## DATA SUPPLIED
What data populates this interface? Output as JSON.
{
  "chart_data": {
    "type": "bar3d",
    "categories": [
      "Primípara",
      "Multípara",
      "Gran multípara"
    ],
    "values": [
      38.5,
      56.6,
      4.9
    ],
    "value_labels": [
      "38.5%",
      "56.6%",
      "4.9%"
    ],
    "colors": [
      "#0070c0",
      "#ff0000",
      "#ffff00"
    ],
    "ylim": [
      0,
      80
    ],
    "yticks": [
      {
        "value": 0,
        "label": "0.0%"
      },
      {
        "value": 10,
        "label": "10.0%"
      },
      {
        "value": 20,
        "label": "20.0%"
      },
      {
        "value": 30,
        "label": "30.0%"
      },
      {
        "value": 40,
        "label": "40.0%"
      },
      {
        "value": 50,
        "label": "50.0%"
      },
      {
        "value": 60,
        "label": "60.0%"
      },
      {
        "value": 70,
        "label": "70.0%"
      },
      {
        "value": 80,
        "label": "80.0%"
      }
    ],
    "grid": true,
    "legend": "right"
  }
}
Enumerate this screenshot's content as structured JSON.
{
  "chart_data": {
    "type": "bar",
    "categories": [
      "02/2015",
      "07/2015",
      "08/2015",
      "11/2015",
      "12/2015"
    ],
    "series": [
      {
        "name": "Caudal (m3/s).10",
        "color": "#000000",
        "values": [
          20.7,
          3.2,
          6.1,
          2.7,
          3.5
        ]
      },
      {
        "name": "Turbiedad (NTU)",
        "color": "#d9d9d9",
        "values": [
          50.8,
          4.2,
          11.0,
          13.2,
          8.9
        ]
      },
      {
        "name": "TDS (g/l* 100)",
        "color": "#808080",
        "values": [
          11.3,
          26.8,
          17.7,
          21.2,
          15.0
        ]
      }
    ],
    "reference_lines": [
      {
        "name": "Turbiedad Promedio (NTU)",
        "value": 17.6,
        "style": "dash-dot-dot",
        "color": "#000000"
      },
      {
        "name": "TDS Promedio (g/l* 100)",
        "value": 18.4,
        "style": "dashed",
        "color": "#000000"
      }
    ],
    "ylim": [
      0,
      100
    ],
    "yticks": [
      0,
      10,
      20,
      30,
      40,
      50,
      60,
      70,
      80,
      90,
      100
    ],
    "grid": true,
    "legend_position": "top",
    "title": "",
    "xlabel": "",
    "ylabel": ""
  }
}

## REQUIRED TASK
Pull out each line of the listing that holds the string "JSON".

## COMPLETE OUTPUT
What data populates this interface? Output as JSON.
Enumerate this screenshot's content as structured JSON.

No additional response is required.